Copy the lines holding the word "ссылки", all of them.

(Stored records)

--

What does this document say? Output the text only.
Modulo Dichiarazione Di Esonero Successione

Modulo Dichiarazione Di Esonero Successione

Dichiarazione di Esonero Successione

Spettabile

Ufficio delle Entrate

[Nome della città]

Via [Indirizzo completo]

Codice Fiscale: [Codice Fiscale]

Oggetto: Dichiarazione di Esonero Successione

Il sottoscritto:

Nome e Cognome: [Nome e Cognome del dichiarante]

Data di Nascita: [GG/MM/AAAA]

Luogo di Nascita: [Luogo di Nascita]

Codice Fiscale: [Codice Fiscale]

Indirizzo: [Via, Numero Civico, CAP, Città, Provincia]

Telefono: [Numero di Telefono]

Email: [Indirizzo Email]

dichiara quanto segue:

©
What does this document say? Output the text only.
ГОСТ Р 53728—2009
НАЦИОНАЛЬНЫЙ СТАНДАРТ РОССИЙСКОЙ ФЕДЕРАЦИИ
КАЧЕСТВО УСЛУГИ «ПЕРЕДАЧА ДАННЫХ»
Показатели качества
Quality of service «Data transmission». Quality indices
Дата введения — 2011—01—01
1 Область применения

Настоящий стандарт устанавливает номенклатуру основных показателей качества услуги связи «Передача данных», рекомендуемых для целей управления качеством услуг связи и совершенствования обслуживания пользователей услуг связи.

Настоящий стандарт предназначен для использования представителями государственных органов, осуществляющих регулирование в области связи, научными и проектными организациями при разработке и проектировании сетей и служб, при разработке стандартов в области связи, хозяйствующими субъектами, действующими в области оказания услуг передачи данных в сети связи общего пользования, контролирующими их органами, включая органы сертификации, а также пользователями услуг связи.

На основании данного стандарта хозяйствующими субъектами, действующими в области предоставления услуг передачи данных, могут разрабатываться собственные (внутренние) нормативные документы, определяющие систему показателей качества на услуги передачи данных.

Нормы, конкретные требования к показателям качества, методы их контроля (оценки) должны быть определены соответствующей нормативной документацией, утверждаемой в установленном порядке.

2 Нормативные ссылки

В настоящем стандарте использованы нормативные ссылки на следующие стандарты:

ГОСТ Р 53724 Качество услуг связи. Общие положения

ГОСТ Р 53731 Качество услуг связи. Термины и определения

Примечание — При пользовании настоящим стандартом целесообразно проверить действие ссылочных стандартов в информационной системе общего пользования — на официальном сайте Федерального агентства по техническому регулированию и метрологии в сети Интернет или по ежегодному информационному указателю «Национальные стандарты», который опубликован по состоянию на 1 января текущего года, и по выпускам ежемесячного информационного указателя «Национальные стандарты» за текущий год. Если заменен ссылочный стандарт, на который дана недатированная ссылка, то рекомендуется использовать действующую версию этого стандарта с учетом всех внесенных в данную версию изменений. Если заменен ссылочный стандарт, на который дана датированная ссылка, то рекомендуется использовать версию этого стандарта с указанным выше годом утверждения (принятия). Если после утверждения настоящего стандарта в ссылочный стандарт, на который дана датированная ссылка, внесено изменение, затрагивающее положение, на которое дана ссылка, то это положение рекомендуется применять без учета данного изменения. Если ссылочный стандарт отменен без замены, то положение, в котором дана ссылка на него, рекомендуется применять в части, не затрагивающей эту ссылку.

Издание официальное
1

--

• [SOLUTION FOR THIS TASK]:
2 Нормативные ссылки
В настоящем стандарте использованы нормативные ссылки на следующие стандарты:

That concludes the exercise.